• TASK DIRECTIONS:
The entries below need to be written out exactly, with no pictures included.

• LISTED RECORDS:
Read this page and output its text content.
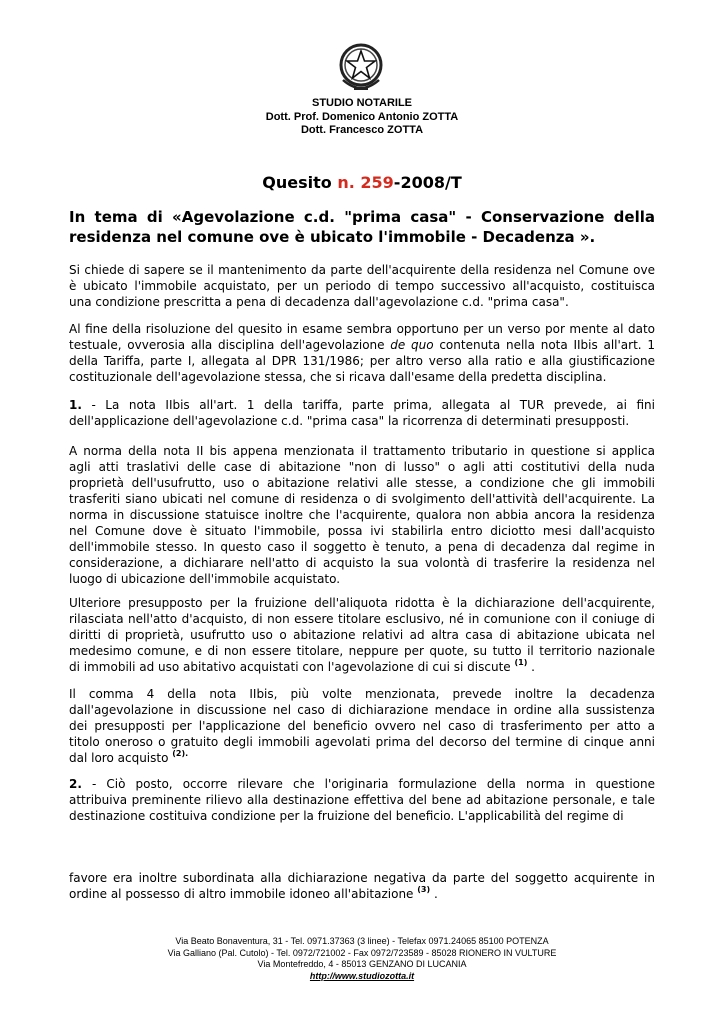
STUDIO NOTARILE
Dott. Prof. Domenico Antonio ZOTTA
Dott. Francesco ZOTTA
Quesito n. 259-2008/T
In tema di «Agevolazione c.d. "prima casa" - Conservazione della
residenza nel comune ove è ubicato l'immobile - Decadenza ».
Si chiede di sapere se il mantenimento da parte dell'acquirente della residenza nel Comune ove
è ubicato l'immobile acquistato, per un periodo di tempo successivo all'acquisto, costituisca
una condizione prescritta a pena di decadenza dall'agevolazione c.d. "prima casa".
Al fine della risoluzione del quesito in esame sembra opportuno per un verso por mente al dato
testuale, ovverosia alla disciplina dell'agevolazione de quo contenuta nella nota IIbis all'art. 1
della Tariffa, parte I, allegata al DPR 131/1986; per altro verso alla ratio e alla giustificazione
costituzionale dell'agevolazione stessa, che si ricava dall'esame della predetta disciplina.
1. - La nota IIbis all'art. 1 della tariffa, parte prima, allegata al TUR prevede, ai fini
dell'applicazione dell'agevolazione c.d. "prima casa" la ricorrenza di determinati presupposti.
A norma della nota II bis appena menzionata il trattamento tributario in questione si applica
agli atti traslativi delle case di abitazione "non di lusso" o agli atti costitutivi della nuda
proprietà dell'usufrutto, uso o abitazione relativi alle stesse, a condizione che gli immobili
trasferiti siano ubicati nel comune di residenza o di svolgimento dell'attività dell'acquirente. La
norma in discussione statuisce inoltre che l'acquirente, qualora non abbia ancora la residenza
nel Comune dove è situato l'immobile, possa ivi stabilirla entro diciotto mesi dall'acquisto
dell'immobile stesso. In questo caso il soggetto è tenuto, a pena di decadenza dal regime in
considerazione, a dichiarare nell'atto di acquisto la sua volontà di trasferire la residenza nel
luogo di ubicazione dell'immobile acquistato.
Ulteriore presupposto per la fruizione dell'aliquota ridotta è la dichiarazione dell'acquirente,
rilasciata nell'atto d'acquisto, di non essere titolare esclusivo, né in comunione con il coniuge di
diritti di proprietà, usufrutto uso o abitazione relativi ad altra casa di abitazione ubicata nel
medesimo comune, e di non essere titolare, neppure per quote, su tutto il territorio nazionale
di immobili ad uso abitativo acquistati con l'agevolazione di cui si discute $^{(1)}$ .
Il comma 4 della nota IIbis, più volte menzionata, prevede inoltre la decadenza
dall'agevolazione in discussione nel caso di dichiarazione mendace in ordine alla sussistenza
dei presupposti per l'applicazione del beneficio ovvero nel caso di trasferimento per atto a
titolo oneroso o gratuito degli immobili agevolati prima del decorso del termine di cinque anni
dal loro acquisto $^{(2).}$
2. - Ciò posto, occorre rilevare che l'originaria formulazione della norma in questione
attribuiva preminente rilievo alla destinazione effettiva del bene ad abitazione personale, e tale
destinazione costituiva condizione per la fruizione del beneficio. L'applicabilità del regime di
favore era inoltre subordinata alla dichiarazione negativa da parte del soggetto acquirente in
ordine al possesso di altro immobile idoneo all'abitazione $^{(3)}$ .
Via Beato Bonaventura, 31 - Tel. 0971.37363 (3 linee) - Telefax 0971.24065 85100 POTENZA
Via Galliano (Pal. Cutolo) - Tel. 0972/721002 - Fax 0972/723589 - 85028 RIONERO IN VULTURE
Via Montefreddo, 4 - 85013 GENZANO DI LUCANIA
http://www.studiozotta.it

• ANSWER TO THIS PROBLEM:
Read this page and output its text content.
STUDIO NOTARILE
Dott. Prof. Domenico Antonio ZOTTA
Dott. Francesco ZOTTA
Quesito n. 259-2008/T
In tema di «Agevolazione c.d. "prima casa" - Conservazione della
residenza nel comune ove è ubicato l'immobile - Decadenza ».
Si chiede di sapere se il mantenimento da parte dell'acquirente della residenza nel Comune ove
è ubicato l'immobile acquistato, per un periodo di tempo successivo all'acquisto, costituisca
una condizione prescritta a pena di decadenza dall'agevolazione c.d. "prima casa".
Al fine della risoluzione del quesito in esame sembra opportuno per un verso por mente al dato
testuale, ovverosia alla disciplina dell'agevolazione de quo contenuta nella nota IIbis all'art. 1
della Tariffa, parte I, allegata al DPR 131/1986; per altro verso alla ratio e alla giustificazione
costituzionale dell'agevolazione stessa, che si ricava dall'esame della predetta disciplina.
1. - La nota IIbis all'art. 1 della tariffa, parte prima, allegata al TUR prevede, ai fini
dell'applicazione dell'agevolazione c.d. "prima casa" la ricorrenza di determinati presupposti.
A norma della nota II bis appena menzionata il trattamento tributario in questione si applica
agli atti traslativi delle case di abitazione "non di lusso" o agli atti costitutivi della nuda
proprietà dell'usufrutto, uso o abitazione relativi alle stesse, a condizione che gli immobili
trasferiti siano ubicati nel comune di residenza o di svolgimento dell'attività dell'acquirente. La
norma in discussione statuisce inoltre che l'acquirente, qualora non abbia ancora la residenza
nel Comune dove è situato l'immobile, possa ivi stabilirla entro diciotto mesi dall'acquisto
dell'immobile stesso. In questo caso il soggetto è tenuto, a pena di decadenza dal regime in
considerazione, a dichiarare nell'atto di acquisto la sua volontà di trasferire la residenza nel
luogo di ubicazione dell'immobile acquistato.
Ulteriore presupposto per la fruizione dell'aliquota ridotta è la dichiarazione dell'acquirente,
rilasciata nell'atto d'acquisto, di non essere titolare esclusivo, né in comunione con il coniuge di
diritti di proprietà, usufrutto uso o abitazione relativi ad altra casa di abitazione ubicata nel
medesimo comune, e di non essere titolare, neppure per quote, su tutto il territorio nazionale
di immobili ad uso abitativo acquistati con l'agevolazione di cui si discute $^{(1)}$ .
Il comma 4 della nota IIbis, più volte menzionata, prevede inoltre la decadenza
dall'agevolazione in discussione nel caso di dichiarazione mendace in ordine alla sussistenza
dei presupposti per l'applicazione del beneficio ovvero nel caso di trasferimento per atto a
titolo oneroso o gratuito degli immobili agevolati prima del decorso del termine di cinque anni
dal loro acquisto $^{(2).}$
2. - Ciò posto, occorre rilevare che l'originaria formulazione della norma in questione
attribuiva preminente rilievo alla destinazione effettiva del bene ad abitazione personale, e tale
destinazione costituiva condizione per la fruizione del beneficio. L'applicabilità del regime di
favore era inoltre subordinata alla dichiarazione negativa da parte del soggetto acquirente in
ordine al possesso di altro immobile idoneo all'abitazione $^{(3)}$ .
Via Beato Bonaventura, 31 - Tel. 0971.37363 (3 linee) - Telefax 0971.24065 85100 POTENZA
Via Galliano (Pal. Cutolo) - Tel. 0972/721002 - Fax 0972/723589 - 85028 RIONERO IN VULTURE
Via Montefreddo, 4 - 85013 GENZANO DI LUCANIA
http://www.studiozotta.it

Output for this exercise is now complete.